*AIM*: Pull out each line of the records holding the string "novembre".

Excerpt from a dataset:
# # # # # # #

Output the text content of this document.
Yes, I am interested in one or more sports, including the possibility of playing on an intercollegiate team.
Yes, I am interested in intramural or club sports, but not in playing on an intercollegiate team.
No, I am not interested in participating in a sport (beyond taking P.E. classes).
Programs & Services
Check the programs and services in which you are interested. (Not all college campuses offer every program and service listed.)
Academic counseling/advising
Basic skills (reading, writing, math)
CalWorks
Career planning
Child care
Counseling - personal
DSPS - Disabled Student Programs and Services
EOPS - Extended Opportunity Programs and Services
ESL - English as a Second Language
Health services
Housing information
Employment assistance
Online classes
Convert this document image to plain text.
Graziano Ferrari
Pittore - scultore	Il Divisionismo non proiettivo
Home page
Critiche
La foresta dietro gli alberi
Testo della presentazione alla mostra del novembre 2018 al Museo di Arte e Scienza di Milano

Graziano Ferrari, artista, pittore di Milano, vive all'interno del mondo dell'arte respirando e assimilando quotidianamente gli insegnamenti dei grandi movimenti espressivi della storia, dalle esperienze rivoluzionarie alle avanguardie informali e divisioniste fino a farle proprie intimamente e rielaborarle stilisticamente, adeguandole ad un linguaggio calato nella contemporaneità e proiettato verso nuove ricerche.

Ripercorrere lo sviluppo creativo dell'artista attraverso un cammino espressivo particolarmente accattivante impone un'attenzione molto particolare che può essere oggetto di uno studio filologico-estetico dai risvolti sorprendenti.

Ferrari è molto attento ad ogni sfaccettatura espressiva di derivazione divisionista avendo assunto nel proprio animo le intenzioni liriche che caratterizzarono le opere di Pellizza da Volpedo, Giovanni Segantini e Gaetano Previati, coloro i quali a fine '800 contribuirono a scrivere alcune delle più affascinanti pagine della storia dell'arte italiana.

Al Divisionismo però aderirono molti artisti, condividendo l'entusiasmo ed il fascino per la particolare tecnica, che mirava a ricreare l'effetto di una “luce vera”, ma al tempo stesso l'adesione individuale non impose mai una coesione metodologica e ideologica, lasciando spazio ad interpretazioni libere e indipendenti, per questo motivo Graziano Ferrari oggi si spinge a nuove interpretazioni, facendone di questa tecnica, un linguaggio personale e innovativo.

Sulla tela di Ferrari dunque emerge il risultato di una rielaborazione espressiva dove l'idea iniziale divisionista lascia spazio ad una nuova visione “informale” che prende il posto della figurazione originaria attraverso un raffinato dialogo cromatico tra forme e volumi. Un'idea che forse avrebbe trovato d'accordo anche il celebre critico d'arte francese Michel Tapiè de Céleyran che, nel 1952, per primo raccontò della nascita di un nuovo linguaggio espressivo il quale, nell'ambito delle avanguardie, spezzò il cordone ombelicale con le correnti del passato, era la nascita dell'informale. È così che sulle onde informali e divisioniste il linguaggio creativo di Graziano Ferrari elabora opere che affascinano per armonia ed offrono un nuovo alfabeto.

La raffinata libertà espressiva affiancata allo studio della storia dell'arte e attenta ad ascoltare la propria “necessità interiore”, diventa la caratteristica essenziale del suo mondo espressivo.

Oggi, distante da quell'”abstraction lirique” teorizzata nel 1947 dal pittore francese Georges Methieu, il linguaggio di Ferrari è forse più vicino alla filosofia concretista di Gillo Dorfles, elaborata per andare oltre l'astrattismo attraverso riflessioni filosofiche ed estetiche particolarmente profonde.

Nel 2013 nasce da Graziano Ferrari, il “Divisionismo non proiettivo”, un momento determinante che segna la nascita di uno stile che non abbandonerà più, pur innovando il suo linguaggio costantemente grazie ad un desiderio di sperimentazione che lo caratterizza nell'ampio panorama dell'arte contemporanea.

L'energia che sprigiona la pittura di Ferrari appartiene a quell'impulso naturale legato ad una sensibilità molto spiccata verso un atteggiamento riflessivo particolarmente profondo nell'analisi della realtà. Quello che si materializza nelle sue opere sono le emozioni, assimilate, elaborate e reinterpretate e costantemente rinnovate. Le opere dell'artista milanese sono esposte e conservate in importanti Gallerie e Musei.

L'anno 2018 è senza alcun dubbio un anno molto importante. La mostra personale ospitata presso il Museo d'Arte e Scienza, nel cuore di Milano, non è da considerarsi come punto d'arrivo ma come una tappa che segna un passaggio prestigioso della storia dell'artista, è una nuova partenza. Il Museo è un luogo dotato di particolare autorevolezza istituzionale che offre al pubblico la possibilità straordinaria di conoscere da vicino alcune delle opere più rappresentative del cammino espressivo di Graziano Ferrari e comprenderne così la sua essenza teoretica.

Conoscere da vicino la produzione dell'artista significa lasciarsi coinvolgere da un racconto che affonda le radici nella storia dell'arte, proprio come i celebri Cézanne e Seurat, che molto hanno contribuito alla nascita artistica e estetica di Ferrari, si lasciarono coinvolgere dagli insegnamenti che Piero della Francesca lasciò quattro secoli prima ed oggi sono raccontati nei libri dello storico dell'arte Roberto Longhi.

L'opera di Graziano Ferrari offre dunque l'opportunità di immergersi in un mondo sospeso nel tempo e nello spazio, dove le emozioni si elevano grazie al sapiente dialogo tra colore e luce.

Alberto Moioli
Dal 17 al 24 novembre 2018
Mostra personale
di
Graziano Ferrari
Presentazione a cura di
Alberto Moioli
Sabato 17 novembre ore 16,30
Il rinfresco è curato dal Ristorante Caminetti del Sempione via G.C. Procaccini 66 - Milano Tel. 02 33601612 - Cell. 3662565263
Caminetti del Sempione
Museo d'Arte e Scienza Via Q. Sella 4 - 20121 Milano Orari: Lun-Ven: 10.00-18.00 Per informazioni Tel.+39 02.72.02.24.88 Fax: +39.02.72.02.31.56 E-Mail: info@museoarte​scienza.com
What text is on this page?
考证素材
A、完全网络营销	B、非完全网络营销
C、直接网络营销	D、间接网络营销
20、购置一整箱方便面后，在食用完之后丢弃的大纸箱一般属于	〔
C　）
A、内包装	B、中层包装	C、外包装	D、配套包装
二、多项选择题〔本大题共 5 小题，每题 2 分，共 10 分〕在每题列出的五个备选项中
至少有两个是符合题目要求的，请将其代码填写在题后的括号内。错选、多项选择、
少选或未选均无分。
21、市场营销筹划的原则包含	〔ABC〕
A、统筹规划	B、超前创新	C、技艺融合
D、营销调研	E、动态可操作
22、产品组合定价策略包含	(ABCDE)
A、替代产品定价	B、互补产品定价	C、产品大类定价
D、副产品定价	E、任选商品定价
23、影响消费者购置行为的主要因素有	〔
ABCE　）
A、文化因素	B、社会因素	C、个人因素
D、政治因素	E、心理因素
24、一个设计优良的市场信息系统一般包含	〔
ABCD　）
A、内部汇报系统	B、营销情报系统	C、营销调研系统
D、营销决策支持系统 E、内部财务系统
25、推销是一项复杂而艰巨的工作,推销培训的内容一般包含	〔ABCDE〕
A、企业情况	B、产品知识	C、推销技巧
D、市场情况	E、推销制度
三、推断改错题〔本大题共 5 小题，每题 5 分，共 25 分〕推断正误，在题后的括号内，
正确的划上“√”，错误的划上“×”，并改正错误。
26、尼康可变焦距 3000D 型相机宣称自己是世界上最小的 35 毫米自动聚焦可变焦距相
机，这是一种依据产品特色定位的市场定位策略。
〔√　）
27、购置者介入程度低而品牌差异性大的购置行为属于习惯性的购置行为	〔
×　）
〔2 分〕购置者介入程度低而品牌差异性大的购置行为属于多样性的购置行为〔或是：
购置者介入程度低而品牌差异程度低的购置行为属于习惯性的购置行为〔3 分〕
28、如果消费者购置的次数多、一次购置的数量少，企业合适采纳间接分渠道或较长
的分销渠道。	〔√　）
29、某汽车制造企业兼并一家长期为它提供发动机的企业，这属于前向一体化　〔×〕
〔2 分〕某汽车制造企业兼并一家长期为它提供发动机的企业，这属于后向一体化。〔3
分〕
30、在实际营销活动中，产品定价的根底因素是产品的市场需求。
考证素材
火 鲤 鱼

# # # # # # #

*THE RESULT*:
Testo della presentazione alla mostra del novembre 2018 al Museo di Arte e Scienza di Milano
Dal 17 al 24 novembre 2018
Sabato 17 novembre ore 16,30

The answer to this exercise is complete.